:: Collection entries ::
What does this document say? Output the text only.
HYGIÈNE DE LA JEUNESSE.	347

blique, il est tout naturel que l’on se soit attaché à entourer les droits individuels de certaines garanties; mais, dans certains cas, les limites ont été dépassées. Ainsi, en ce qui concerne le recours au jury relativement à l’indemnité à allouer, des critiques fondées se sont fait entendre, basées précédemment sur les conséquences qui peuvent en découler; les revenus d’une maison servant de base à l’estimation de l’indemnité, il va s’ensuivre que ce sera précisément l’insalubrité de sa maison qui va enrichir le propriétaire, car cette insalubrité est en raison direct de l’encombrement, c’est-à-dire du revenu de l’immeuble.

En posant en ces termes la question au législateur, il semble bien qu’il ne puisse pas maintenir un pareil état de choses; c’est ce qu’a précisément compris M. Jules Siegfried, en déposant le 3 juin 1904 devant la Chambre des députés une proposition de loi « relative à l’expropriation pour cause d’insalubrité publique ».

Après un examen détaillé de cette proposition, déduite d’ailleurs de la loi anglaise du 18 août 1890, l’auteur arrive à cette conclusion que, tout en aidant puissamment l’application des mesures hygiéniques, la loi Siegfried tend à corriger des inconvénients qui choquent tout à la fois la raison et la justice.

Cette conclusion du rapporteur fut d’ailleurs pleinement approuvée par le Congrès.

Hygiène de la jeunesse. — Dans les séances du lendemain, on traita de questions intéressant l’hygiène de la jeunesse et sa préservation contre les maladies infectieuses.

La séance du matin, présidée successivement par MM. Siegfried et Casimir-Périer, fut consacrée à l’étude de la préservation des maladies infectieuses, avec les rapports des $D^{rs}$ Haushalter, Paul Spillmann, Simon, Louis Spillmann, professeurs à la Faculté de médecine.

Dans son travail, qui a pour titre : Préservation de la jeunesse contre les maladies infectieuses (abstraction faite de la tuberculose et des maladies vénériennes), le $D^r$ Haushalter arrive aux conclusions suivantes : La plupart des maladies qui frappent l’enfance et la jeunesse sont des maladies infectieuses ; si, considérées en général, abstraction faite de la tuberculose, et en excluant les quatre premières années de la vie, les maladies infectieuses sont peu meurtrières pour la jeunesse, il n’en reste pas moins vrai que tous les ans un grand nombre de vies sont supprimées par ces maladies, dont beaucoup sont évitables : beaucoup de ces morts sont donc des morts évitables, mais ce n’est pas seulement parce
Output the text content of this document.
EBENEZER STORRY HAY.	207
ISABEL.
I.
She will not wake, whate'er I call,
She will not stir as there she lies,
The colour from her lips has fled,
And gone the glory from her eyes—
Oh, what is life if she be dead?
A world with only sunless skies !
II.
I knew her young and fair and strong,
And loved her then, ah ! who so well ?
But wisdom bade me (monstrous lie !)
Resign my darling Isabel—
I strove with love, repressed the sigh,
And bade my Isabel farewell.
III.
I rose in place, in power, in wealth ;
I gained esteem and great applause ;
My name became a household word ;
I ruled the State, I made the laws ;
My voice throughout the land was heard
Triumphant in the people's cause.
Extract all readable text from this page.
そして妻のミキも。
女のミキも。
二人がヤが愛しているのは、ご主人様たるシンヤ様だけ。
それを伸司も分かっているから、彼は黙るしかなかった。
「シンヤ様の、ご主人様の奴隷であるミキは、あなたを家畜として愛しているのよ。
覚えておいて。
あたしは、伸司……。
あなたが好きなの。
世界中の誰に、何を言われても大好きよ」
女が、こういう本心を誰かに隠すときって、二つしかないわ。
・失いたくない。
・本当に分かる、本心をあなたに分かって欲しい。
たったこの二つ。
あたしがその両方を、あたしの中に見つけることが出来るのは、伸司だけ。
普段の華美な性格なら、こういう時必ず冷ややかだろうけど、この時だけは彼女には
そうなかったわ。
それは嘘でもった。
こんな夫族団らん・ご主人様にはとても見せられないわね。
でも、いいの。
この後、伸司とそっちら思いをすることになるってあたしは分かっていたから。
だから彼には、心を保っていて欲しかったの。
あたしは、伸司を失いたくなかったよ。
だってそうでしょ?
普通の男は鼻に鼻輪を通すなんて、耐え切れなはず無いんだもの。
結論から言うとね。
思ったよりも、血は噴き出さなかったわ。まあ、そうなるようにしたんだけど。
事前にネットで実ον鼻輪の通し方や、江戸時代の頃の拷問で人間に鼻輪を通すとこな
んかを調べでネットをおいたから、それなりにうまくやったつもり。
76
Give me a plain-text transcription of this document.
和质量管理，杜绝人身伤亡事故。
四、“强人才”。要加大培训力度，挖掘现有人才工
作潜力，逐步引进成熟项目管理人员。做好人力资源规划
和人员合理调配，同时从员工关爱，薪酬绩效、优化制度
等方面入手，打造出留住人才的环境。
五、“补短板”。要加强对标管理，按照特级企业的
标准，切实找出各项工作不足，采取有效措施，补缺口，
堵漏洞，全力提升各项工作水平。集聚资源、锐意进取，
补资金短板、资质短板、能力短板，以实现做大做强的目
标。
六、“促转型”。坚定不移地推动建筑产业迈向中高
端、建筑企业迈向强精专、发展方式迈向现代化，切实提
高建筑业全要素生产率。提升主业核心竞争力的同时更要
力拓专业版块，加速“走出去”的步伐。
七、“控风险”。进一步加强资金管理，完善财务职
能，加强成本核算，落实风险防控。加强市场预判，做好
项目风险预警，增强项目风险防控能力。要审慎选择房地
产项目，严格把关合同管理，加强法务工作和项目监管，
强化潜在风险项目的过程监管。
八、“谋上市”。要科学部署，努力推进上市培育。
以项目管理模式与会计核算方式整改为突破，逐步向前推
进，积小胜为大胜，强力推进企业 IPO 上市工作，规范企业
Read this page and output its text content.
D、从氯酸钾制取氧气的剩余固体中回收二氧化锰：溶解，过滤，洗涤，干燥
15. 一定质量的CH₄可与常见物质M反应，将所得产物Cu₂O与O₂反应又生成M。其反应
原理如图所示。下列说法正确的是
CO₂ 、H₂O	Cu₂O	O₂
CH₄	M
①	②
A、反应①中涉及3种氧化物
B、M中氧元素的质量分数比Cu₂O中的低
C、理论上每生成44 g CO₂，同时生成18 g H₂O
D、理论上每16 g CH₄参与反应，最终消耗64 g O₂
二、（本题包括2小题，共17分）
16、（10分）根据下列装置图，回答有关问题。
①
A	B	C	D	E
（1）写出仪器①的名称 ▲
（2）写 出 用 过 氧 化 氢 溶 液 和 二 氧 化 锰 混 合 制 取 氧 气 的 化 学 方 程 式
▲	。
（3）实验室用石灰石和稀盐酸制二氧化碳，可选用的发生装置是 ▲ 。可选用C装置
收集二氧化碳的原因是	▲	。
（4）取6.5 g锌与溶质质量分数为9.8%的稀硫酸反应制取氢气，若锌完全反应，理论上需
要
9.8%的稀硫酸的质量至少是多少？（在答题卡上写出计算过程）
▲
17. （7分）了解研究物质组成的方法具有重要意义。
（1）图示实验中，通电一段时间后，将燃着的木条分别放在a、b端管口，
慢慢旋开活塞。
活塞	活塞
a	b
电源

:: What you are asked to do ::
Transcribe all of the material exactly. Omit nothing.

:: Solution to this problem ::
What does this document say? Output the text only.
HYGIÈNE DE LA JEUNESSE.	347

blique, il est tout naturel que l’on se soit attaché à entourer les droits individuels de certaines garanties; mais, dans certains cas, les limites ont été dépassées. Ainsi, en ce qui concerne le recours au jury relativement à l’indemnité à allouer, des critiques fondées se sont fait entendre, basées précédemment sur les conséquences qui peuvent en découler; les revenus d’une maison servant de base à l’estimation de l’indemnité, il va s’ensuivre que ce sera précisément l’insalubrité de sa maison qui va enrichir le propriétaire, car cette insalubrité est en raison direct de l’encombrement, c’est-à-dire du revenu de l’immeuble.

En posant en ces termes la question au législateur, il semble bien qu’il ne puisse pas maintenir un pareil état de choses; c’est ce qu’a précisément compris M. Jules Siegfried, en déposant le 3 juin 1904 devant la Chambre des députés une proposition de loi « relative à l’expropriation pour cause d’insalubrité publique ».

Après un examen détaillé de cette proposition, déduite d’ailleurs de la loi anglaise du 18 août 1890, l’auteur arrive à cette conclusion que, tout en aidant puissamment l’application des mesures hygiéniques, la loi Siegfried tend à corriger des inconvénients qui choquent tout à la fois la raison et la justice.

Cette conclusion du rapporteur fut d’ailleurs pleinement approuvée par le Congrès.

Hygiène de la jeunesse. — Dans les séances du lendemain, on traita de questions intéressant l’hygiène de la jeunesse et sa préservation contre les maladies infectieuses.

La séance du matin, présidée successivement par MM. Siegfried et Casimir-Périer, fut consacrée à l’étude de la préservation des maladies infectieuses, avec les rapports des $D^{rs}$ Haushalter, Paul Spillmann, Simon, Louis Spillmann, professeurs à la Faculté de médecine.

Dans son travail, qui a pour titre : Préservation de la jeunesse contre les maladies infectieuses (abstraction faite de la tuberculose et des maladies vénériennes), le $D^r$ Haushalter arrive aux conclusions suivantes : La plupart des maladies qui frappent l’enfance et la jeunesse sont des maladies infectieuses ; si, considérées en général, abstraction faite de la tuberculose, et en excluant les quatre premières années de la vie, les maladies infectieuses sont peu meurtrières pour la jeunesse, il n’en reste pas moins vrai que tous les ans un grand nombre de vies sont supprimées par ces maladies, dont beaucoup sont évitables : beaucoup de ces morts sont donc des morts évitables, mais ce n’est pas seulement parce
Output the text content of this document.
EBENEZER STORRY HAY.	207
ISABEL.
I.
She will not wake, whate'er I call,
She will not stir as there she lies,
The colour from her lips has fled,
And gone the glory from her eyes—
Oh, what is life if she be dead?
A world with only sunless skies !
II.
I knew her young and fair and strong,
And loved her then, ah ! who so well ?
But wisdom bade me (monstrous lie !)
Resign my darling Isabel—
I strove with love, repressed the sigh,
And bade my Isabel farewell.
III.
I rose in place, in power, in wealth ;
I gained esteem and great applause ;
My name became a household word ;
I ruled the State, I made the laws ;
My voice throughout the land was heard
Triumphant in the people's cause.
Extract all readable text from this page.
そして妻のミキも。
女のミキも。
二人がヤが愛しているのは、ご主人様たるシンヤ様だけ。
それを伸司も分かっているから、彼は黙るしかなかった。
「シンヤ様の、ご主人様の奴隷であるミキは、あなたを家畜として愛しているのよ。
覚えておいて。
あたしは、伸司……。
あなたが好きなの。
世界中の誰に、何を言われても大好きよ」
女が、こういう本心を誰かに隠すときって、二つしかないわ。
・失いたくない。
・本当に分かる、本心をあなたに分かって欲しい。
たったこの二つ。
あたしがその両方を、あたしの中に見つけることが出来るのは、伸司だけ。
普段の華美な性格なら、こういう時必ず冷ややかだろうけど、この時だけは彼女には
そうなかったわ。
それは嘘でもった。
こんな夫族団らん・ご主人様にはとても見せられないわね。
でも、いいの。
この後、伸司とそっちら思いをすることになるってあたしは分かっていたから。
だから彼には、心を保っていて欲しかったの。
あたしは、伸司を失いたくなかったよ。
だってそうでしょ?
普通の男は鼻に鼻輪を通すなんて、耐え切れなはず無いんだもの。
結論から言うとね。
思ったよりも、血は噴き出さなかったわ。まあ、そうなるようにしたんだけど。
事前にネットで実ον鼻輪の通し方や、江戸時代の頃の拷問で人間に鼻輪を通すとこな
んかを調べでネットをおいたから、それなりにうまくやったつもり。
76
Give me a plain-text transcription of this document.
和质量管理，杜绝人身伤亡事故。
四、“强人才”。要加大培训力度，挖掘现有人才工
作潜力，逐步引进成熟项目管理人员。做好人力资源规划
和人员合理调配，同时从员工关爱，薪酬绩效、优化制度
等方面入手，打造出留住人才的环境。
五、“补短板”。要加强对标管理，按照特级企业的
标准，切实找出各项工作不足，采取有效措施，补缺口，
堵漏洞，全力提升各项工作水平。集聚资源、锐意进取，
补资金短板、资质短板、能力短板，以实现做大做强的目
标。
六、“促转型”。坚定不移地推动建筑产业迈向中高
端、建筑企业迈向强精专、发展方式迈向现代化，切实提
高建筑业全要素生产率。提升主业核心竞争力的同时更要
力拓专业版块，加速“走出去”的步伐。
七、“控风险”。进一步加强资金管理，完善财务职
能，加强成本核算，落实风险防控。加强市场预判，做好
项目风险预警，增强项目风险防控能力。要审慎选择房地
产项目，严格把关合同管理，加强法务工作和项目监管，
强化潜在风险项目的过程监管。
八、“谋上市”。要科学部署，努力推进上市培育。
以项目管理模式与会计核算方式整改为突破，逐步向前推
进，积小胜为大胜，强力推进企业 IPO 上市工作，规范企业
Read this page and output its text content.
D、从氯酸钾制取氧气的剩余固体中回收二氧化锰：溶解，过滤，洗涤，干燥
15. 一定质量的CH₄可与常见物质M反应，将所得产物Cu₂O与O₂反应又生成M。其反应
原理如图所示。下列说法正确的是
CO₂ 、H₂O	Cu₂O	O₂
CH₄	M
①	②
A、反应①中涉及3种氧化物
B、M中氧元素的质量分数比Cu₂O中的低
C、理论上每生成44 g CO₂，同时生成18 g H₂O
D、理论上每16 g CH₄参与反应，最终消耗64 g O₂
二、（本题包括2小题，共17分）
16、（10分）根据下列装置图，回答有关问题。
①
A	B	C	D	E
（1）写出仪器①的名称 ▲
（2）写 出 用 过 氧 化 氢 溶 液 和 二 氧 化 锰 混 合 制 取 氧 气 的 化 学 方 程 式
▲	。
（3）实验室用石灰石和稀盐酸制二氧化碳，可选用的发生装置是 ▲ 。可选用C装置
收集二氧化碳的原因是	▲	。
（4）取6.5 g锌与溶质质量分数为9.8%的稀硫酸反应制取氢气，若锌完全反应，理论上需
要
9.8%的稀硫酸的质量至少是多少？（在答题卡上写出计算过程）
▲
17. （7分）了解研究物质组成的方法具有重要意义。
（1）图示实验中，通电一段时间后，将燃着的木条分别放在a、b端管口，
慢慢旋开活塞。
活塞	活塞
a	b
电源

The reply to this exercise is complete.